** Begin Input data **

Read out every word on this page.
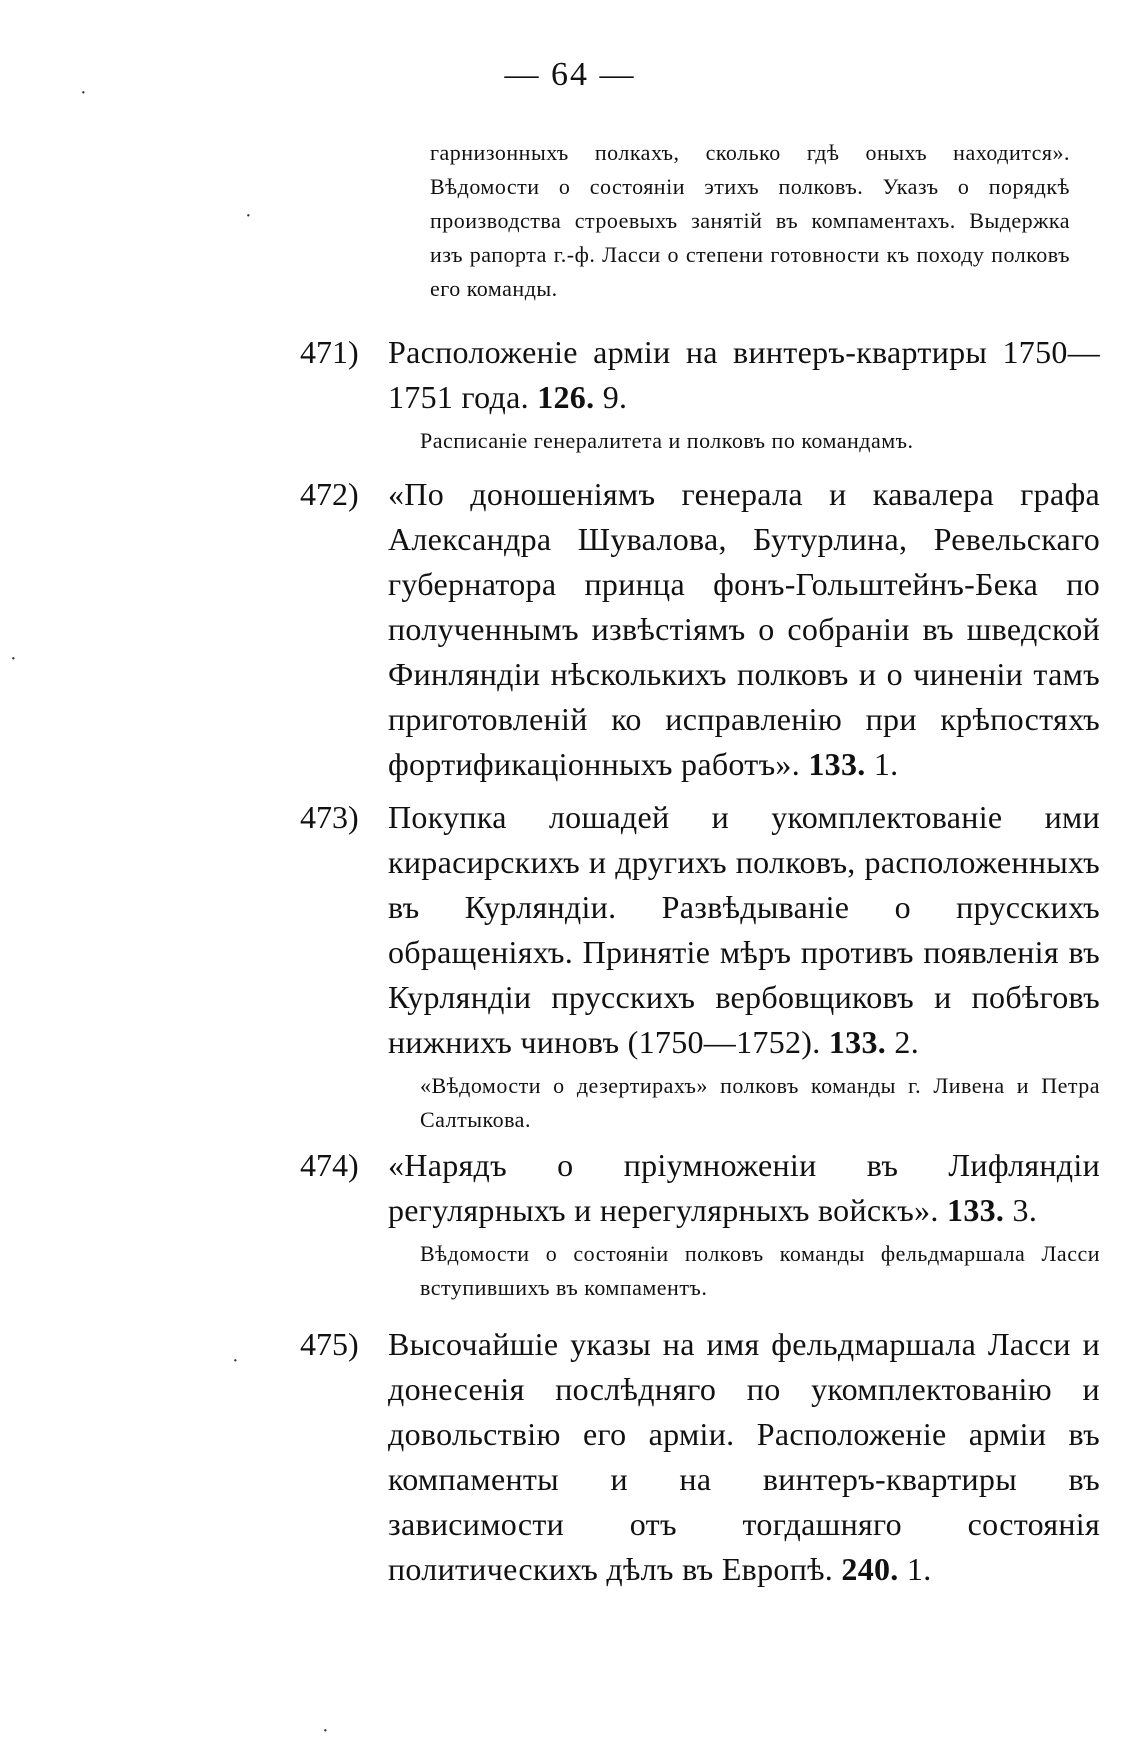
— 64 —
гарнизонныхъ полкахъ, сколько гдѣ оныхъ находится». Вѣдомости о состояніи этихъ полковъ. Указъ о порядкѣ производства строевыхъ занятій въ компаментахъ. Выдержка изъ рапорта г.-ф. Ласси о степени готовности къ походу полковъ его команды.
471) Расположеніе арміи на винтеръ-квартиры 1750—1751 года. 126. 9.
Расписаніе генералитета и полковъ по командамъ.
472) «По доношеніямъ генерала и кавалера графа Александра Шувалова, Бутурлина, Ревельскаго губернатора принца фонъ-Гольштейнъ-Бека по полученнымъ извѣстіямъ о собраніи въ шведской Финляндіи нѣсколькихъ полковъ и о чиненіи тамъ приготовленій ко исправленію при крѣпостяхъ фортификаціонныхъ работъ». 133. 1.
473) Покупка лошадей и укомплектованіе ими кирасирскихъ и другихъ полковъ, расположенныхъ въ Курляндіи. Развѣдываніе о прусскихъ обращеніяхъ. Принятіе мѣръ противъ появленія въ Курляндіи прусскихъ вербовщиковъ и побѣговъ нижнихъ чиновъ (1750—1752). 133. 2.
«Вѣдомости о дезертирахъ» полковъ команды г. Ливена и Петра Салтыкова.
474) «Нарядъ о пріумноженіи въ Лифляндіи регулярныхъ и нерегулярныхъ войскъ». 133. 3.
Вѣдомости о состояніи полковъ команды фельдмаршала Ласси вступившихъ въ компаментъ.
475) Высочайшіе указы на имя фельдмаршала Ласси и донесенія послѣдняго по укомплектованію и довольствію его арміи. Расположеніе арміи въ компаменты и на винтеръ-квартиры въ зависимости отъ тогдашняго состоянія политическихъ дѣлъ въ Европѣ. 240. 1.
·
·
·
·
·
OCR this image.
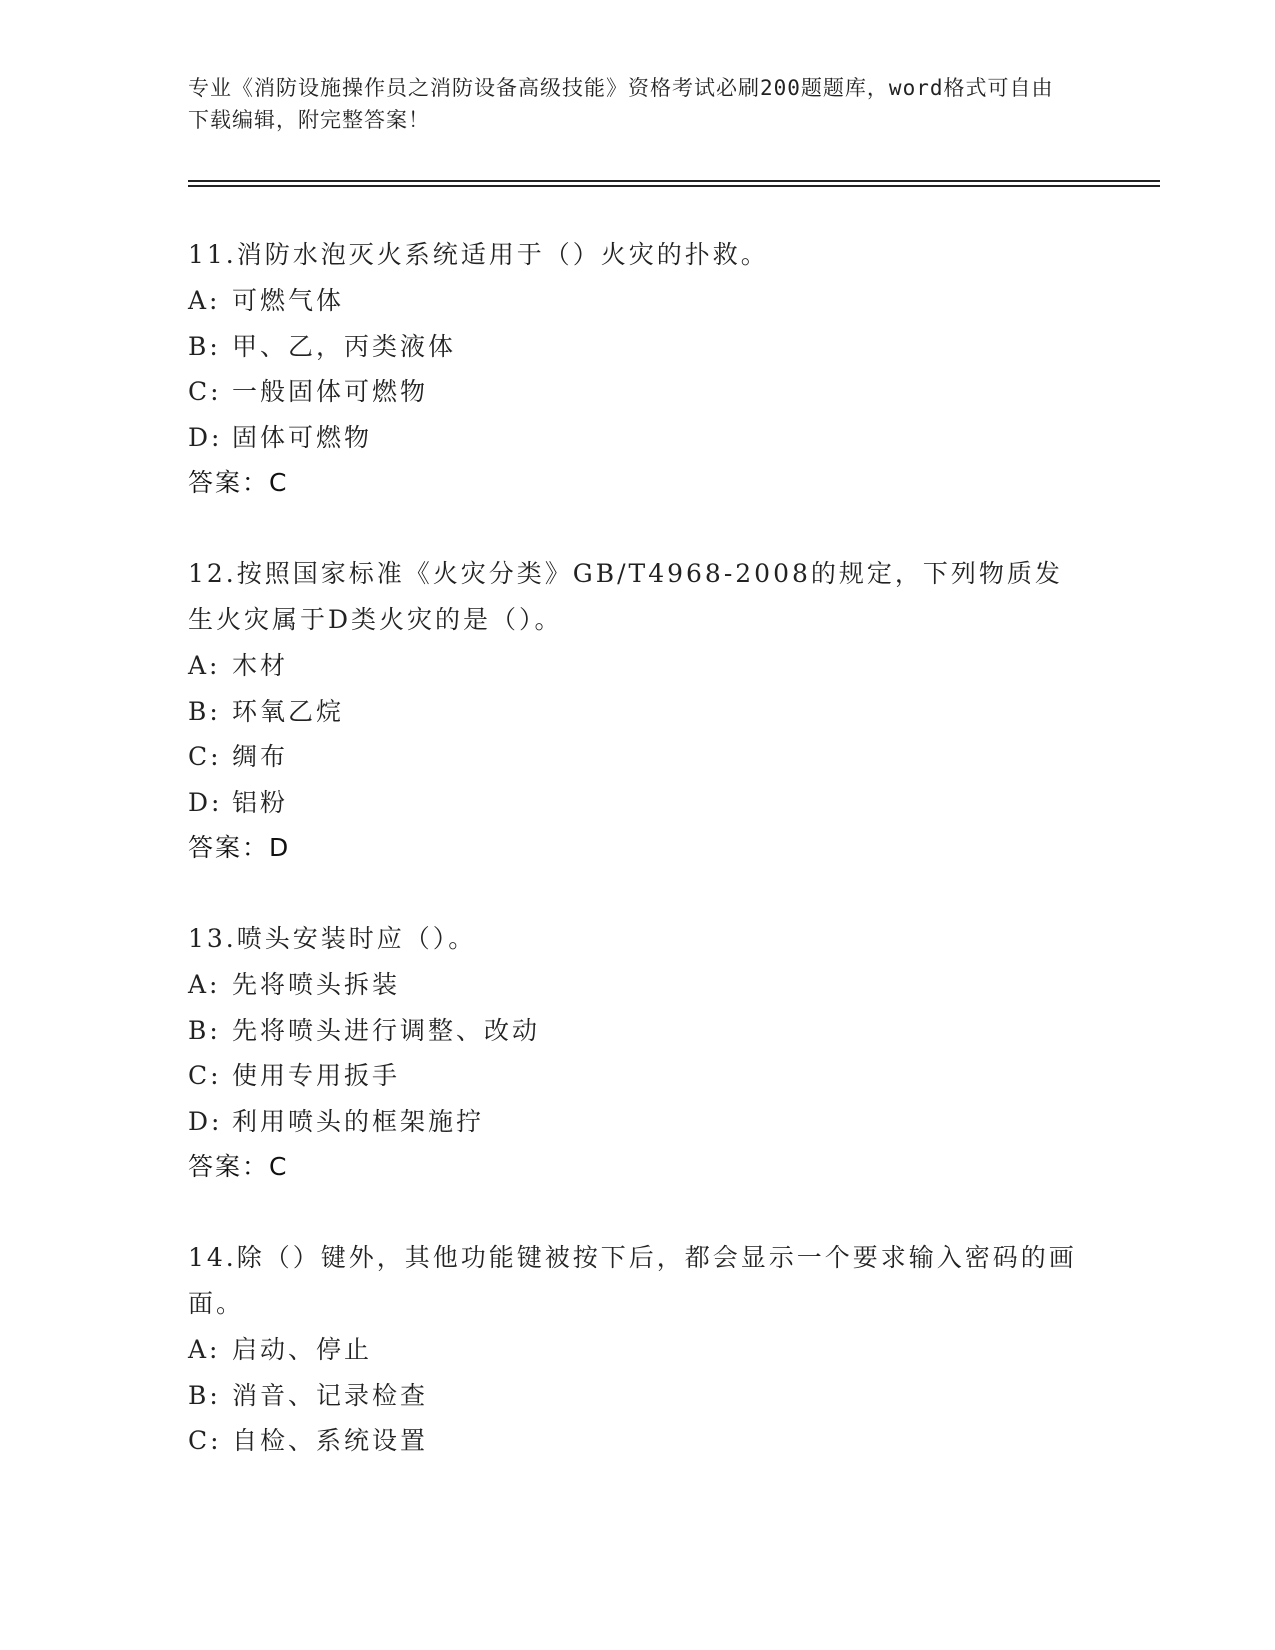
专业《消防设施操作员之消防设备高级技能》资格考试必刷200题题库，word格式可自由下载编辑，附完整答案！
11.消防水泡灭火系统适用于（）火灾的扑救。
A: 可燃气体
B: 甲、乙，丙类液体
C: 一般固体可燃物
D: 固体可燃物
答案：C
12.按照国家标准《火灾分类》GB/T4968-2008的规定，下列物质发生火灾属于D类火灾的是（）。
A: 木材
B: 环氧乙烷
C: 绸布
D: 铝粉
答案：D
13.喷头安装时应（）。
A: 先将喷头拆装
B: 先将喷头进行调整、改动
C: 使用专用扳手
D: 利用喷头的框架施拧
答案：C
14.除（）键外，其他功能键被按下后，都会显示一个要求输入密码的画面。
A: 启动、停止
B: 消音、记录检查
C: 自检、系统设置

** End Input data **

▸ **Task goal**:
All lines from the one containing "OCR this image." through the end of the entries, both ends included, should be written out exactly, with no pictures.

▸ **Solved problem**:
OCR this image.
专业《消防设施操作员之消防设备高级技能》资格考试必刷200题题库，word格式可自由下载编辑，附完整答案！
11.消防水泡灭火系统适用于（）火灾的扑救。
A: 可燃气体
B: 甲、乙，丙类液体
C: 一般固体可燃物
D: 固体可燃物
答案：C
12.按照国家标准《火灾分类》GB/T4968-2008的规定，下列物质发生火灾属于D类火灾的是（）。
A: 木材
B: 环氧乙烷
C: 绸布
D: 铝粉
答案：D
13.喷头安装时应（）。
A: 先将喷头拆装
B: 先将喷头进行调整、改动
C: 使用专用扳手
D: 利用喷头的框架施拧
答案：C
14.除（）键外，其他功能键被按下后，都会显示一个要求输入密码的画面。
A: 启动、停止
B: 消音、记录检查
C: 自检、系统设置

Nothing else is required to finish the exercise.